- [SOURCE]
09/08/2025 journal-neo.su  11min #286770

À l'occasion de l'anniversaire de la Victoire en Extrême-Orient

 Konstantin Asmolov,

Le 9 août 1945, l'opération Mandchourie a commencé - une opération offensive stratégique des troupes soviétiques à la fin de la Seconde Guerre mondiale.

L'année 2025 marque une date anniversaire majeure dans l'histoire de notre pays : non seulement le 80ème anniversaire de la victoire sur le fascisme, mais aussi la fin de la guerre en Extrême-Orient. Une victoire qui mériterait d'être commémorée dans notre nation avec bien plus d'ampleur et de solennité qu'elle ne l'est aujourd'hui.

L'auteur estime qu'accorder plus d'importance à la commémoration de la victoire sur le Japon modifierait en partie la perception qu'a l'opinion publique des notions mêmes de guerre et de victoire.

- [CONSIGNE A]
Indiquez si chacune des affirmations suivantes concorde avec le texte sur la victoire en Extrême-Orient, en répondant par oui ou par non et en citant les mots décisifs du texte : (i) l'opération Mandchourie a commencé le 9 août 1945 ; (ii) la victoire en Extrême-Orient est aujourd'hui commémorée avec toute l'ampleur qu'elle mérite ; (iii) l'année 2025 marque le 70e anniversaire de la victoire sur le fascisme.
Les enregistrements n'ont aucun lien avec le texte.

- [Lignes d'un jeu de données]
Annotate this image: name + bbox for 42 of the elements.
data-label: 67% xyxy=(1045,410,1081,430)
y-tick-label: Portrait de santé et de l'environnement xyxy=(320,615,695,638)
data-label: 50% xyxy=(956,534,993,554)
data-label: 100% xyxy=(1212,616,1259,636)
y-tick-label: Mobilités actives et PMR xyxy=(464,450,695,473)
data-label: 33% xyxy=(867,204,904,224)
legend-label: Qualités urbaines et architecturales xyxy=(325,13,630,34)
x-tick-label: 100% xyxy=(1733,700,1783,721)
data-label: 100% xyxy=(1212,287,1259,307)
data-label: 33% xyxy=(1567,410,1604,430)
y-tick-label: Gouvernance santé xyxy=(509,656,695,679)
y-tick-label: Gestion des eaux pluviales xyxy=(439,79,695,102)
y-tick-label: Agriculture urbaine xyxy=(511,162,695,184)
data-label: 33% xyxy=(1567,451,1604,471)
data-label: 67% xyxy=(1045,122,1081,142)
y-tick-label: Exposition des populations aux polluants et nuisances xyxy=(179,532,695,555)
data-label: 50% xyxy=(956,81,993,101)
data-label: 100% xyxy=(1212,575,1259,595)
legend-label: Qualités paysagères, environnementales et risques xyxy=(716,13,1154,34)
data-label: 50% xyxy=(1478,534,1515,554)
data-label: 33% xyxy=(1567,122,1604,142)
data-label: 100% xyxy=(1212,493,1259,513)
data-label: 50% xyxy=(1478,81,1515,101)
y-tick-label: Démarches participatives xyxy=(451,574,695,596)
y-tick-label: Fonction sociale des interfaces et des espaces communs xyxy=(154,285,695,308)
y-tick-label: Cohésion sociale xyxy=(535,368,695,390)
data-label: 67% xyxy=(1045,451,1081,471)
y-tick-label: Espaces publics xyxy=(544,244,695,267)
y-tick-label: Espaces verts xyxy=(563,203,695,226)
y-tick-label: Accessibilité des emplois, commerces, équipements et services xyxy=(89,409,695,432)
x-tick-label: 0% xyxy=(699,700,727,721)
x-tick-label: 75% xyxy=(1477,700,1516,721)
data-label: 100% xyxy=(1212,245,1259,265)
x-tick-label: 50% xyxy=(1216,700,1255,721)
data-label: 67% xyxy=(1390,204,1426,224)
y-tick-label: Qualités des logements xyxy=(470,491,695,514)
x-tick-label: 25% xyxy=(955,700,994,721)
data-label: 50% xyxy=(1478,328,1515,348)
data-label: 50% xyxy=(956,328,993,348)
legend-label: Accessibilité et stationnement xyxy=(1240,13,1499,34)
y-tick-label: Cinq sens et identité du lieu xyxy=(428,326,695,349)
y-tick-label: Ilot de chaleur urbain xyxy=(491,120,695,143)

---

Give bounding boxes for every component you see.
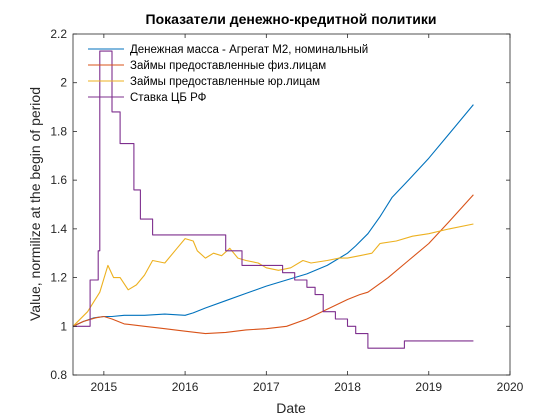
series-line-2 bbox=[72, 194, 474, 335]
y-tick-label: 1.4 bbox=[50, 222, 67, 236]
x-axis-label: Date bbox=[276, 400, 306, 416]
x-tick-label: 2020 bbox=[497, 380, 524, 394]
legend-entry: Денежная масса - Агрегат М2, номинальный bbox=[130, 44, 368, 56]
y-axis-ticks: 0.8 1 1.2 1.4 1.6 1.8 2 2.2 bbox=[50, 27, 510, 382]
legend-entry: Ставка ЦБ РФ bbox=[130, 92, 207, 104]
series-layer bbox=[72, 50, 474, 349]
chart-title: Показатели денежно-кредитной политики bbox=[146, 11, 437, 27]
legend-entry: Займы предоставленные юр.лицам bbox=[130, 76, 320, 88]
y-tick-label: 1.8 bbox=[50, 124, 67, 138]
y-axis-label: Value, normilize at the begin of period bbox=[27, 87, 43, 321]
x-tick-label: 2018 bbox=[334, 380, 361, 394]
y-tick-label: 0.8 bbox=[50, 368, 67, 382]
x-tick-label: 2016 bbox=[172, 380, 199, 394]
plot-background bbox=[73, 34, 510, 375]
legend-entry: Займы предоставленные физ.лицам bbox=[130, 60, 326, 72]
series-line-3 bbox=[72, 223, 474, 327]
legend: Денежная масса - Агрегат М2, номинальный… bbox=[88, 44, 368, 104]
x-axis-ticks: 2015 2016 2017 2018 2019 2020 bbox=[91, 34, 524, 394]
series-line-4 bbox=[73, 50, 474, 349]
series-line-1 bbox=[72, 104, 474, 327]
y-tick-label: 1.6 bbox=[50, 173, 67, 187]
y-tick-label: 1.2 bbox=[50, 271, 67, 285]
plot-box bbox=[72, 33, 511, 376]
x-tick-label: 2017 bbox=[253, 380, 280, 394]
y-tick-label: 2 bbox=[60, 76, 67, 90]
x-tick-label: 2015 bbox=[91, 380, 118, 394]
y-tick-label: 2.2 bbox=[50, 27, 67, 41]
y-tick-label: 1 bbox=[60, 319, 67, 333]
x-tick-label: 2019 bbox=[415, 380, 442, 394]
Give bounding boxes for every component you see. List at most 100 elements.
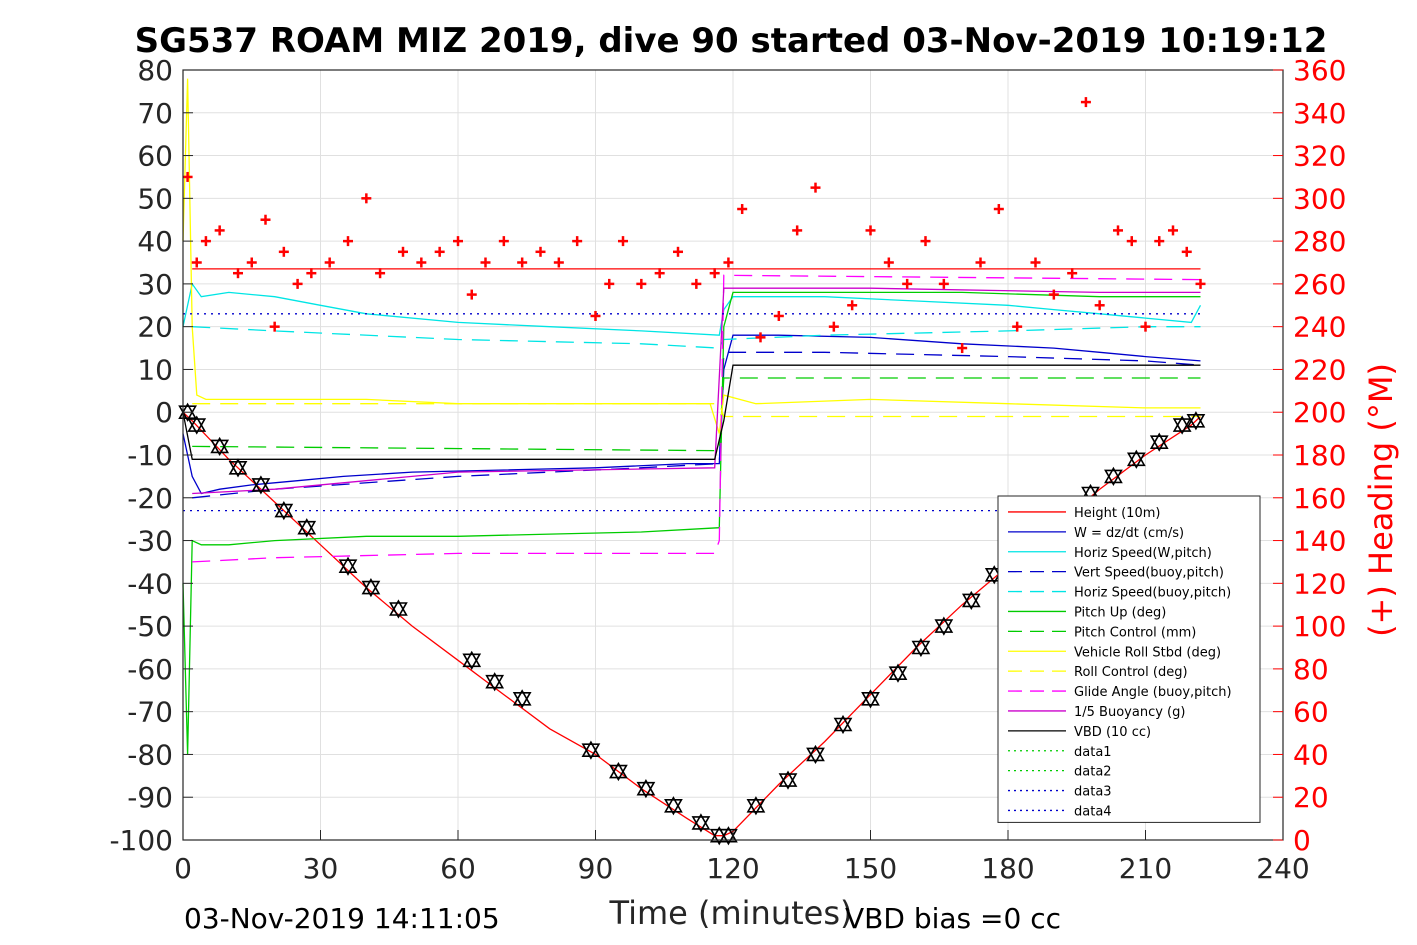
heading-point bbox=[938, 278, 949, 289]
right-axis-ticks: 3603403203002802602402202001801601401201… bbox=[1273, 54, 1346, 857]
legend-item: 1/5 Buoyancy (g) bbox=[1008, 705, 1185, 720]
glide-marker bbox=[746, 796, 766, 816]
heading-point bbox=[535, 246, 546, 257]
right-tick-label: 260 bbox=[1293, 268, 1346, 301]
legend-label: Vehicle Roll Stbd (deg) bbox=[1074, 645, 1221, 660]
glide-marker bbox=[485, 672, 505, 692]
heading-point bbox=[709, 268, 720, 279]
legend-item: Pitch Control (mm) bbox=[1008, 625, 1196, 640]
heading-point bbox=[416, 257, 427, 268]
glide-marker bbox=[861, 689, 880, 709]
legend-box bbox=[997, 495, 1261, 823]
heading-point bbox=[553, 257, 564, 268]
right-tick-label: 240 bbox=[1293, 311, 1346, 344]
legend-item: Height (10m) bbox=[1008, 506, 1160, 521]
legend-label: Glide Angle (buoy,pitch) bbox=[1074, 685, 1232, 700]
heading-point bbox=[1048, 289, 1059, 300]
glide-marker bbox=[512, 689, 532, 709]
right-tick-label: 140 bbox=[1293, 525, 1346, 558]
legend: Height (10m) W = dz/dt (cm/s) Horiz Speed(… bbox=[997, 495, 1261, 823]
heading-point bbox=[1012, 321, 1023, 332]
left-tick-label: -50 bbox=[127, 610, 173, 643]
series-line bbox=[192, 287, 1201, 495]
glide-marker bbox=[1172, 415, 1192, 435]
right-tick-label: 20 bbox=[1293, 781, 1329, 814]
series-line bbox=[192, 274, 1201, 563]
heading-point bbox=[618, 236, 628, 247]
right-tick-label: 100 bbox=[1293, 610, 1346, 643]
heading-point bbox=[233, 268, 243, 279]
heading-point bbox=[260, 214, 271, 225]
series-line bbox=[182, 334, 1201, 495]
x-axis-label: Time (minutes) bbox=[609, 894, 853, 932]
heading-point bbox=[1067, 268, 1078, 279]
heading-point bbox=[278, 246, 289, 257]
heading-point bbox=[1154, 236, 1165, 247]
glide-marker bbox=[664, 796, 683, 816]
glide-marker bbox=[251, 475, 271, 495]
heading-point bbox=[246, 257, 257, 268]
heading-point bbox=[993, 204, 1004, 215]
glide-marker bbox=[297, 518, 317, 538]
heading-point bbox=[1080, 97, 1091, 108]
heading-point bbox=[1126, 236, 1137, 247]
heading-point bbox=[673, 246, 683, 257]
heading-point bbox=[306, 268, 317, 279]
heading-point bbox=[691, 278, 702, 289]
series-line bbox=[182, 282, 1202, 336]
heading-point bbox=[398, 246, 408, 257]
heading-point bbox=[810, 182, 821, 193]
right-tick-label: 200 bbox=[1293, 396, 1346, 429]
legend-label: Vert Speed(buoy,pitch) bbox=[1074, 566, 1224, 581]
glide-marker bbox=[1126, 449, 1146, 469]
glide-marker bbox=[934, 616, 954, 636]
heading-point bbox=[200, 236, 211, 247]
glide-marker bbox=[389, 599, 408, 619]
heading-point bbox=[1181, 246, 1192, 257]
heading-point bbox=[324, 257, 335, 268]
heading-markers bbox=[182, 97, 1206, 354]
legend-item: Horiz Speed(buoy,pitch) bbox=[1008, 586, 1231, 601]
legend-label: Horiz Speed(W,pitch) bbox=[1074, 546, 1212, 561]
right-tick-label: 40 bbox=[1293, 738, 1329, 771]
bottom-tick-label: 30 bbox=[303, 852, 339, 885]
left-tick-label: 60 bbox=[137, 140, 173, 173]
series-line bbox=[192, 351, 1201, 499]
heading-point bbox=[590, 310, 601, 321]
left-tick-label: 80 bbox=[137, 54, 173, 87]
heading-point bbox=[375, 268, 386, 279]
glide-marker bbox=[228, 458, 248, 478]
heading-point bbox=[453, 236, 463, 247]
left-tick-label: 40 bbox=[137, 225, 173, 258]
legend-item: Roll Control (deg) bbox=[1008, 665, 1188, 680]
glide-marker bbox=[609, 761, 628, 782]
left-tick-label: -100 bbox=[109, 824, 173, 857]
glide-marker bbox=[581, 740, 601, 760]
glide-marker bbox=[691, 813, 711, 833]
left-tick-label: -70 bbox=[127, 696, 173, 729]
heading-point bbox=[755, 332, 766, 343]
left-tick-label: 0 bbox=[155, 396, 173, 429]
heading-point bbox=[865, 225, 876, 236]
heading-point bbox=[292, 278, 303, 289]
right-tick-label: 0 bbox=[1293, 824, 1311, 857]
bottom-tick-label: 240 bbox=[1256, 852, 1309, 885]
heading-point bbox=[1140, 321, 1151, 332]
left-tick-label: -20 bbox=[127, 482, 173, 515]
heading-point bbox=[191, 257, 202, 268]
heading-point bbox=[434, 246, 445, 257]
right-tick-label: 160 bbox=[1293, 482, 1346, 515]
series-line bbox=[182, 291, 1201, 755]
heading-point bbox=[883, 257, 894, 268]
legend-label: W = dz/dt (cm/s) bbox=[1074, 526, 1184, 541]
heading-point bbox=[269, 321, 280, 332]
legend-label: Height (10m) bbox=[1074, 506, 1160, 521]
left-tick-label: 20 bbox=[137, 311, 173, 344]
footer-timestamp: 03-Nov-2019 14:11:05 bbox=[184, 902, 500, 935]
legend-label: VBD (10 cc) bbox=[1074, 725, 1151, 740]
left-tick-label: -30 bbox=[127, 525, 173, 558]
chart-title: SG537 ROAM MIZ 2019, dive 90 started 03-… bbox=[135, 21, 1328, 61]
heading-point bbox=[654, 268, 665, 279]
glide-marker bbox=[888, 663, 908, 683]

...

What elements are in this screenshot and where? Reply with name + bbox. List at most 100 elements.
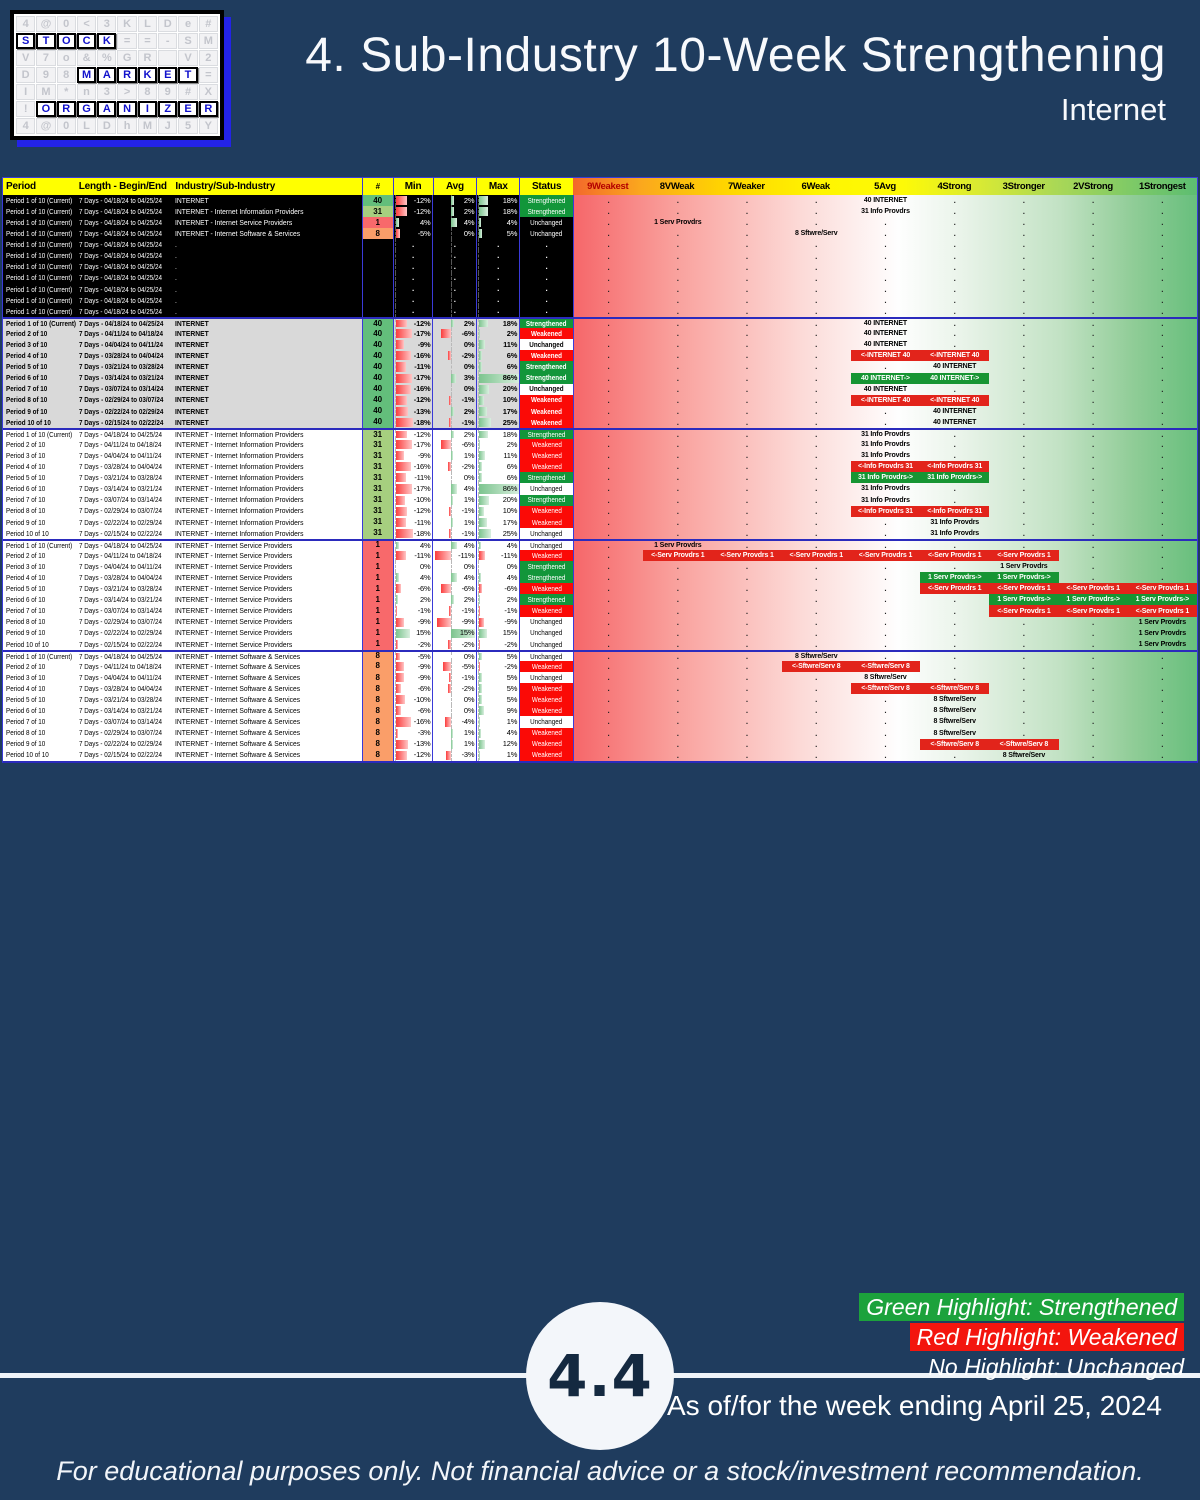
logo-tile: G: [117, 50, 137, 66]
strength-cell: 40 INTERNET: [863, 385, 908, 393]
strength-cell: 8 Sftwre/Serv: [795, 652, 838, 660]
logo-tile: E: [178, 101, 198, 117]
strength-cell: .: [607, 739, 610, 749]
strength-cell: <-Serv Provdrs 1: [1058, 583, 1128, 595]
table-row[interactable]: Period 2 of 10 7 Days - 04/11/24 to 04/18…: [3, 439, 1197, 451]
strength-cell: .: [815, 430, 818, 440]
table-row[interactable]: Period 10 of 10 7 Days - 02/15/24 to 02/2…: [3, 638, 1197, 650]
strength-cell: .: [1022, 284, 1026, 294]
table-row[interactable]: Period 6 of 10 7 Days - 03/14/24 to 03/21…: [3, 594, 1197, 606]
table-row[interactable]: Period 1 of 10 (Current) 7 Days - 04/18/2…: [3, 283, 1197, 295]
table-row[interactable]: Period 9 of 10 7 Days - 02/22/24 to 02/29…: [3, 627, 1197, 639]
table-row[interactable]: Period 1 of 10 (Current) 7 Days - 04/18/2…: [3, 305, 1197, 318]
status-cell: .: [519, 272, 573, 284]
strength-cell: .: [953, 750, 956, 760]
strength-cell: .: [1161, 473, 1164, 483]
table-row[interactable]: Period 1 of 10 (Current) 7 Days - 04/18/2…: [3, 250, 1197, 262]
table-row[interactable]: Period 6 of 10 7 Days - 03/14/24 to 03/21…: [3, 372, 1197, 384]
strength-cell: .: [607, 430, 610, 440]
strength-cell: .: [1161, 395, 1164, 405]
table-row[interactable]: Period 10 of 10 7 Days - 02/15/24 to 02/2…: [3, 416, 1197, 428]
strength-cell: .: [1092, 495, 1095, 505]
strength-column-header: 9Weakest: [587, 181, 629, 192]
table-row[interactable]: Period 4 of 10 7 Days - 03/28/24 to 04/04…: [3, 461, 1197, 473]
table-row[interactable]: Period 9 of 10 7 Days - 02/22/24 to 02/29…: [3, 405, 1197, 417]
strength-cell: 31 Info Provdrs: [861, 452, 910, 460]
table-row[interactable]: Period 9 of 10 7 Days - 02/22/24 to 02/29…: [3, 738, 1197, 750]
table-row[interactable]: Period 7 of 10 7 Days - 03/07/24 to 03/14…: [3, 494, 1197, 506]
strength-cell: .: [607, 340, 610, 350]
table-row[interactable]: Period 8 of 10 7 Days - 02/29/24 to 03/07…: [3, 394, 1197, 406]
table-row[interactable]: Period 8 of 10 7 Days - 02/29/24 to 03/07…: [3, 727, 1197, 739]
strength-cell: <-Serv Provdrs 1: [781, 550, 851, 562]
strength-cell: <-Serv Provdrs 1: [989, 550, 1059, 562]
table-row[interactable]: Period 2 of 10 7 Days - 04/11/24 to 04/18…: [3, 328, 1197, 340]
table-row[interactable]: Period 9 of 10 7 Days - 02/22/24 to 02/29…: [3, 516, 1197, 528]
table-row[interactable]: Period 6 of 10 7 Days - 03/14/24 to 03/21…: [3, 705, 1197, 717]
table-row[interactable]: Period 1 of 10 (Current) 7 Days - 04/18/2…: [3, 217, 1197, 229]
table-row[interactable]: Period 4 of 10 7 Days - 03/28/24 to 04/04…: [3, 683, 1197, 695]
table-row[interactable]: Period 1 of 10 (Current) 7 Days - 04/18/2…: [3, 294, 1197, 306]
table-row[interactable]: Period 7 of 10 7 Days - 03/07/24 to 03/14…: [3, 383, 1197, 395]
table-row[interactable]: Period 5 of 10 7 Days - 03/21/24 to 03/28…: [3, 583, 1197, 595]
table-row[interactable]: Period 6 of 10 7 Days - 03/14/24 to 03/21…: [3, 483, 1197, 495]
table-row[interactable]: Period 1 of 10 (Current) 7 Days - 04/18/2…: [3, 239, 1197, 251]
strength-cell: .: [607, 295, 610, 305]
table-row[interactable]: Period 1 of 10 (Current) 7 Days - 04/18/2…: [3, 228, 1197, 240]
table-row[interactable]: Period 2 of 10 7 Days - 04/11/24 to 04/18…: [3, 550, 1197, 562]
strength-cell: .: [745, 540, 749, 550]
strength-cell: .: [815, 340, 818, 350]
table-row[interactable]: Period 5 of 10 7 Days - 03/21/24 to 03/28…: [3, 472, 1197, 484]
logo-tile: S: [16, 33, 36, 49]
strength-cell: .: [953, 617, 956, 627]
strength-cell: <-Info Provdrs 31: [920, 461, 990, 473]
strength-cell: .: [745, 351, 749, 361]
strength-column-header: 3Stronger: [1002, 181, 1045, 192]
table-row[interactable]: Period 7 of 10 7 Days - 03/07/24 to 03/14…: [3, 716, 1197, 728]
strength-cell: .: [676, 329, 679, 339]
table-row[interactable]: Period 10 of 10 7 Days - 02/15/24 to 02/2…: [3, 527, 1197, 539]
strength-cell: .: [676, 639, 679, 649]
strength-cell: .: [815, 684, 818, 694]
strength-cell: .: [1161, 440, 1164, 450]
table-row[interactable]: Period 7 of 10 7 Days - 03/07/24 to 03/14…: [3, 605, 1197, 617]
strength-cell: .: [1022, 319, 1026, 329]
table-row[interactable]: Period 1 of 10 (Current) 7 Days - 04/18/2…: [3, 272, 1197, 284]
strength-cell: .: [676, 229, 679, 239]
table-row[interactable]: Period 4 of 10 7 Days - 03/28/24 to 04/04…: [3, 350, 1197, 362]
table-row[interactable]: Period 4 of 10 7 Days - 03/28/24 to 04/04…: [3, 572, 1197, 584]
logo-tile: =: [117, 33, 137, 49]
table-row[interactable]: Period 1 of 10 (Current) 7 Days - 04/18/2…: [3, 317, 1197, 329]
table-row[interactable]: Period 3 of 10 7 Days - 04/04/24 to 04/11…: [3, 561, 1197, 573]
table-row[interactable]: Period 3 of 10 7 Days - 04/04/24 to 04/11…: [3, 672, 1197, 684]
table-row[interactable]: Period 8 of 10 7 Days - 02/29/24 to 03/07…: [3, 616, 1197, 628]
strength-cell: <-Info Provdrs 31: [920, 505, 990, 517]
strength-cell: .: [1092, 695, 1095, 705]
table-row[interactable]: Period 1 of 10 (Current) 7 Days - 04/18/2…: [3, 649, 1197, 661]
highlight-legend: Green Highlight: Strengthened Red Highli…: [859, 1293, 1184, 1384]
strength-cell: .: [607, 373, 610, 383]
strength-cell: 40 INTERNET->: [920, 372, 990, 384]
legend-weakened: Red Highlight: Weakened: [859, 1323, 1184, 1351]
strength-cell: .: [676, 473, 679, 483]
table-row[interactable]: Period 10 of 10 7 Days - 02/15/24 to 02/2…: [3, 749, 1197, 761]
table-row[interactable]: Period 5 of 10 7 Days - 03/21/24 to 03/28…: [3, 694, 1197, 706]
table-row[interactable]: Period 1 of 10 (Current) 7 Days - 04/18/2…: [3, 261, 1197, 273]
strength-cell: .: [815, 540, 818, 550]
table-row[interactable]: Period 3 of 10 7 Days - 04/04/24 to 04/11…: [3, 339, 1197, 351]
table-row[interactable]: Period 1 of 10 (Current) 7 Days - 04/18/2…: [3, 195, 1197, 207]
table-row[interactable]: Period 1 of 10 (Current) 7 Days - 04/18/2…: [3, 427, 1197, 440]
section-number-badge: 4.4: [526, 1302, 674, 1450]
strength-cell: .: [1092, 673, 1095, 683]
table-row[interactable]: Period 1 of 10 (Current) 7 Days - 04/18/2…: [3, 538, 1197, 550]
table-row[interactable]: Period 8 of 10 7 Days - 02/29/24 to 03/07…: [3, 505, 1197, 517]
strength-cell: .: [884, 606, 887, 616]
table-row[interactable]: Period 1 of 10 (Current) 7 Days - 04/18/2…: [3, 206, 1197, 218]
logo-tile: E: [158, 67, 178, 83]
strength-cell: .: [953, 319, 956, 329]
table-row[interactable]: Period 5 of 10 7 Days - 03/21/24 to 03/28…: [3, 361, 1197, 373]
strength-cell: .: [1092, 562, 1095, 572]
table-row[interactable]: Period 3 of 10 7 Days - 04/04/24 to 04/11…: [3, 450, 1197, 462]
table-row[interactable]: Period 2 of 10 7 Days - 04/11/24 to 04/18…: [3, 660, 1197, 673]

- [CONSIGNE B]
Dans les enregistrements, remplacez « legend-entry » par « legend-item », de la ligne contenant « series-line-2 bbox=[72, 194, 474, 335] » jusqu'à la ligne contenant « x-tick-label: 2018 bbox=[334, 380, 361, 394] », ces deux lignes comprises. Redonnez seulement ces lignes, sans rien y changer d'autre.

- [RÉPONSE COMPLÈTE A]
(i) Oui : « Le 9 août 1945, l'opération Mandchourie a commencé »
(ii) Non : « Une victoire qui mériterait d'être commémorée dans notre nation avec bien plus d'ampleur et de solennité qu'elle ne l'est aujourd'hui. »
(iii) Non : « le 80ème anniversaire de la victoire sur le fascisme »

- [RÉPONSE COMPLÈTE B]
series-line-2 bbox=[72, 194, 474, 335]
y-tick-label: 1.4 bbox=[50, 222, 67, 236]
x-axis-label: Date bbox=[276, 400, 306, 416]
x-tick-label: 2020 bbox=[497, 380, 524, 394]
legend-item: Денежная масса - Агрегат М2, номинальный bbox=[130, 44, 368, 56]
y-axis-ticks: 0.8 1 1.2 1.4 1.6 1.8 2 2.2 bbox=[50, 27, 510, 382]
legend-item: Ставка ЦБ РФ bbox=[130, 92, 207, 104]
series-layer bbox=[72, 50, 474, 349]
chart-title: Показатели денежно-кредитной политики bbox=[146, 11, 437, 27]
legend-item: Займы предоставленные юр.лицам bbox=[130, 76, 320, 88]
y-tick-label: 1.8 bbox=[50, 124, 67, 138]
y-axis-label: Value, normilize at the begin of period bbox=[27, 87, 43, 321]
x-tick-label: 2018 bbox=[334, 380, 361, 394]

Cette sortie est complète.